| PASSAGE |
Segment Open

Grujić was sent as attaché to Serbia's embassy in Constantinople, then to Athens as Chargé d'affaires. A few years later Grujić was sent to represent the Serbian Kingdom in Petrograd.

In early October 1908, during the Bosnian Crisis, he was Chargé d'affaires in London, when the Dual Monarchy of Austria-Hungary announced the annexation of Bosnia and Herzegovina. One of Grujić's proposals, attached to the protest of the Serbian government, was the concession of a railway to the Adriatic coast, and on the Bosnian side, a revision of the Serbian frontier.

On the eve of the First World War, Grujić was Secretary-General of the Serbian Ministry of Foreign Affairs, and on 30 June met with the Austro-Hungarian secretary of the Habsburg legation in Belgrade, Wilhelm Ritter von Storck, to discuss the Sarajevo assassinations. On 23 July 1914, in the absence of Nikola Pašić, Grujić and acting prime minister Lazar Paču receive from Austrian minister Baron Wladimir Giesl von Gieslingen the ultimatum of Austria-Hungary, Slavko Grujić was one of the main contributors of the reply to the Austrian note.

Segment Closed

| ACTIVITY 1 |
Answer these questions about the passage on Grujić.
(a) Where was Grujić sent as Chargé d'affaires before he went to Petrograd?
(b) What did Austria-Hungary announce in early October 1908?
(c) Whom did Grujić meet on 30 June to discuss the Sarajevo assassinations?
| ACTIVITY 2 |
From the passage on Grujić, copy everything from "On the eve of" down to "the Austrian note.", swapping "Secretary-General" for "Under-Secretary".

| Collection entries |
Segment Open

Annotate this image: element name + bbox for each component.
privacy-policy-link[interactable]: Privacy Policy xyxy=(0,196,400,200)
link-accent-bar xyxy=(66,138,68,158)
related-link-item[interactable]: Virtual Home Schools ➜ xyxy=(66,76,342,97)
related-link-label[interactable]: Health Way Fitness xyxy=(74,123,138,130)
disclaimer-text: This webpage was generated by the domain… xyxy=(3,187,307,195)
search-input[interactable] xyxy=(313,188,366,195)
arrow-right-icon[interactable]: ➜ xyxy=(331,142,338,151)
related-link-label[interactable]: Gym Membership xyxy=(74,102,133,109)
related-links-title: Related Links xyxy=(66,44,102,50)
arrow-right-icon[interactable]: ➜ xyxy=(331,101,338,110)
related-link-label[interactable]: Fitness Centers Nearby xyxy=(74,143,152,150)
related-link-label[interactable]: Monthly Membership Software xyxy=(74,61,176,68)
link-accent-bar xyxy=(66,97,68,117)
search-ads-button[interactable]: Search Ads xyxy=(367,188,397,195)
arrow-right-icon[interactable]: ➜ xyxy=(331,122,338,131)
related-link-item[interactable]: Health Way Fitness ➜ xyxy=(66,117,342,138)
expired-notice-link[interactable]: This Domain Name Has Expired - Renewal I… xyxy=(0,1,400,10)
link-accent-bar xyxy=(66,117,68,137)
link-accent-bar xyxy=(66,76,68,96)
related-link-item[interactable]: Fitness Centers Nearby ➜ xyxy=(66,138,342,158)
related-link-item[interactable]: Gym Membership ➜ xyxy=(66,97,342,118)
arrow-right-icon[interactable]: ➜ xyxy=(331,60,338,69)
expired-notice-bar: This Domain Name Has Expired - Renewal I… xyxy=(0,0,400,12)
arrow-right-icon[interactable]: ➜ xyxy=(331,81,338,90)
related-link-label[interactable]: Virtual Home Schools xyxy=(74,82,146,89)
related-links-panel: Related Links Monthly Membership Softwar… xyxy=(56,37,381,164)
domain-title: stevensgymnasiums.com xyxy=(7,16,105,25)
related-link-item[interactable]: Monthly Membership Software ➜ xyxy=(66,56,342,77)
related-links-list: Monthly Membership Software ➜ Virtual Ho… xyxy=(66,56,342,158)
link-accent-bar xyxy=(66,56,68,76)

Segment Closed

| TASK SOLUTION 1 |
(a) Athens
(b) The annexation of Bosnia and Herzegovina
(c) Wilhelm Ritter von Storck, the Austro-Hungarian secretary of the Habsburg legation in Belgrade

| TASK SOLUTION 2 |
On the eve of the First World War, Grujić was Under-Secretary of the Serbian Ministry of Foreign Affairs, and on 30 June met with the Austro-Hungarian secretary of the Habsburg legation in Belgrade, Wilhelm Ritter von Storck, to discuss the Sarajevo assassinations. On 23 July 1914, in the absence of Nikola Pašić, Grujić and acting prime minister Lazar Paču receive from Austrian minister Baron Wladimir Giesl von Gieslingen the ultimatum of Austria-Hungary, Slavko Grujić was one of the main contributors of the reply to the Austrian note.